_INSTRUCTION_
Verbatim output of all the material below is required.

[Dataset items]
=-=-=

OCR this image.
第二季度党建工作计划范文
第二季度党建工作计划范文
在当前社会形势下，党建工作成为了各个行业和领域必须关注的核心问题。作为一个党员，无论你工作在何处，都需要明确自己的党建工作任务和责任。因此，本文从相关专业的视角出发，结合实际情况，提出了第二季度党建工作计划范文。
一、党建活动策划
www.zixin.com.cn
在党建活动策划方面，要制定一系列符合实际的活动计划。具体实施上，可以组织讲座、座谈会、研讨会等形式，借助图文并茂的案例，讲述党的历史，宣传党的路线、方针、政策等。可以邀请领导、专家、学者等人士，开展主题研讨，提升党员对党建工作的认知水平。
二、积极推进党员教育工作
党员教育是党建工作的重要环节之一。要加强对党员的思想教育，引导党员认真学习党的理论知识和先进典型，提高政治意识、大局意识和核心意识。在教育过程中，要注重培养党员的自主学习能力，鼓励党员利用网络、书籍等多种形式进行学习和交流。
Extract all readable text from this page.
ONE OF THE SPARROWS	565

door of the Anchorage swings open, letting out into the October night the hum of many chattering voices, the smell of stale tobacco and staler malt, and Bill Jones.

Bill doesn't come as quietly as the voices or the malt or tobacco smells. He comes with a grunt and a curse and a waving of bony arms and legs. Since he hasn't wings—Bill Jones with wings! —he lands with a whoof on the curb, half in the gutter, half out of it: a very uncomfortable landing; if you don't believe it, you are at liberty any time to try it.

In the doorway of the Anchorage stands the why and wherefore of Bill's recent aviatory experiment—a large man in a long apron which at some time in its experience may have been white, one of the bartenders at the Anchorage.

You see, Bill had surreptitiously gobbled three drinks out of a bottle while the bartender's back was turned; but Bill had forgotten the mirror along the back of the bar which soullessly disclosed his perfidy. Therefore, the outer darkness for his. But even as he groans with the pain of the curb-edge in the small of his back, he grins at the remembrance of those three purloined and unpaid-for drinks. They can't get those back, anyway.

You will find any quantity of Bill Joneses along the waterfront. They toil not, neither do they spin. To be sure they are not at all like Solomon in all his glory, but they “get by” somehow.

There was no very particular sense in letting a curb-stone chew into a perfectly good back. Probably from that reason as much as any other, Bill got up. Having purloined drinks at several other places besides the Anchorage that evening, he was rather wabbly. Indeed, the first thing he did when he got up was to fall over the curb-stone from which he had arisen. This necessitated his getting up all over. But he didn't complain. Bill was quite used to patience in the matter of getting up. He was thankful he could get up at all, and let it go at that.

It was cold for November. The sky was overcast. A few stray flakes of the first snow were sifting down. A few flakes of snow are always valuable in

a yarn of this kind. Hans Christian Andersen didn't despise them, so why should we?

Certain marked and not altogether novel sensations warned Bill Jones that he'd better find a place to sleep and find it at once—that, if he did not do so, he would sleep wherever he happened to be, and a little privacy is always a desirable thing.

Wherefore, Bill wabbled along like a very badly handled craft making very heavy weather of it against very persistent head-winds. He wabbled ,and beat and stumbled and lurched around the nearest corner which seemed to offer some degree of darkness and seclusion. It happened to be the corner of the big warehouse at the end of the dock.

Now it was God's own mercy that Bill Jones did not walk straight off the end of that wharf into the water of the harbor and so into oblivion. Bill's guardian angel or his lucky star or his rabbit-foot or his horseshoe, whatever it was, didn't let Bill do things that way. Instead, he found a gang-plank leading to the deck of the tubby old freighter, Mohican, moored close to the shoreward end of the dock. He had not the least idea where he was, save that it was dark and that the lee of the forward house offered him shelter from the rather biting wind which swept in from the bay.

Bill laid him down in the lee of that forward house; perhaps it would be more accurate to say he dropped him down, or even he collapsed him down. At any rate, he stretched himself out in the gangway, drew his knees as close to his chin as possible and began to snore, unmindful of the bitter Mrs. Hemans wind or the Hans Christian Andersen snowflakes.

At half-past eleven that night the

=-=-=

_SOLVED EXERCISE_
OCR this image.
第二季度党建工作计划范文
第二季度党建工作计划范文
在当前社会形势下，党建工作成为了各个行业和领域必须关注的核心问题。作为一个党员，无论你工作在何处，都需要明确自己的党建工作任务和责任。因此，本文从相关专业的视角出发，结合实际情况，提出了第二季度党建工作计划范文。
一、党建活动策划
www.zixin.com.cn
在党建活动策划方面，要制定一系列符合实际的活动计划。具体实施上，可以组织讲座、座谈会、研讨会等形式，借助图文并茂的案例，讲述党的历史，宣传党的路线、方针、政策等。可以邀请领导、专家、学者等人士，开展主题研讨，提升党员对党建工作的认知水平。
二、积极推进党员教育工作
党员教育是党建工作的重要环节之一。要加强对党员的思想教育，引导党员认真学习党的理论知识和先进典型，提高政治意识、大局意识和核心意识。在教育过程中，要注重培养党员的自主学习能力，鼓励党员利用网络、书籍等多种形式进行学习和交流。
Extract all readable text from this page.
ONE OF THE SPARROWS	565

door of the Anchorage swings open, letting out into the October night the hum of many chattering voices, the smell of stale tobacco and staler malt, and Bill Jones.

Bill doesn't come as quietly as the voices or the malt or tobacco smells. He comes with a grunt and a curse and a waving of bony arms and legs. Since he hasn't wings—Bill Jones with wings! —he lands with a whoof on the curb, half in the gutter, half out of it: a very uncomfortable landing; if you don't believe it, you are at liberty any time to try it.

In the doorway of the Anchorage stands the why and wherefore of Bill's recent aviatory experiment—a large man in a long apron which at some time in its experience may have been white, one of the bartenders at the Anchorage.

You see, Bill had surreptitiously gobbled three drinks out of a bottle while the bartender's back was turned; but Bill had forgotten the mirror along the back of the bar which soullessly disclosed his perfidy. Therefore, the outer darkness for his. But even as he groans with the pain of the curb-edge in the small of his back, he grins at the remembrance of those three purloined and unpaid-for drinks. They can't get those back, anyway.

You will find any quantity of Bill Joneses along the waterfront. They toil not, neither do they spin. To be sure they are not at all like Solomon in all his glory, but they “get by” somehow.

There was no very particular sense in letting a curb-stone chew into a perfectly good back. Probably from that reason as much as any other, Bill got up. Having purloined drinks at several other places besides the Anchorage that evening, he was rather wabbly. Indeed, the first thing he did when he got up was to fall over the curb-stone from which he had arisen. This necessitated his getting up all over. But he didn't complain. Bill was quite used to patience in the matter of getting up. He was thankful he could get up at all, and let it go at that.

It was cold for November. The sky was overcast. A few stray flakes of the first snow were sifting down. A few flakes of snow are always valuable in

a yarn of this kind. Hans Christian Andersen didn't despise them, so why should we?

Certain marked and not altogether novel sensations warned Bill Jones that he'd better find a place to sleep and find it at once—that, if he did not do so, he would sleep wherever he happened to be, and a little privacy is always a desirable thing.

Wherefore, Bill wabbled along like a very badly handled craft making very heavy weather of it against very persistent head-winds. He wabbled ,and beat and stumbled and lurched around the nearest corner which seemed to offer some degree of darkness and seclusion. It happened to be the corner of the big warehouse at the end of the dock.

Now it was God's own mercy that Bill Jones did not walk straight off the end of that wharf into the water of the harbor and so into oblivion. Bill's guardian angel or his lucky star or his rabbit-foot or his horseshoe, whatever it was, didn't let Bill do things that way. Instead, he found a gang-plank leading to the deck of the tubby old freighter, Mohican, moored close to the shoreward end of the dock. He had not the least idea where he was, save that it was dark and that the lee of the forward house offered him shelter from the rather biting wind which swept in from the bay.

Bill laid him down in the lee of that forward house; perhaps it would be more accurate to say he dropped him down, or even he collapsed him down. At any rate, he stretched himself out in the gangway, drew his knees as close to his chin as possible and began to snore, unmindful of the bitter Mrs. Hemans wind or the Hans Christian Andersen snowflakes.

At half-past eleven that night the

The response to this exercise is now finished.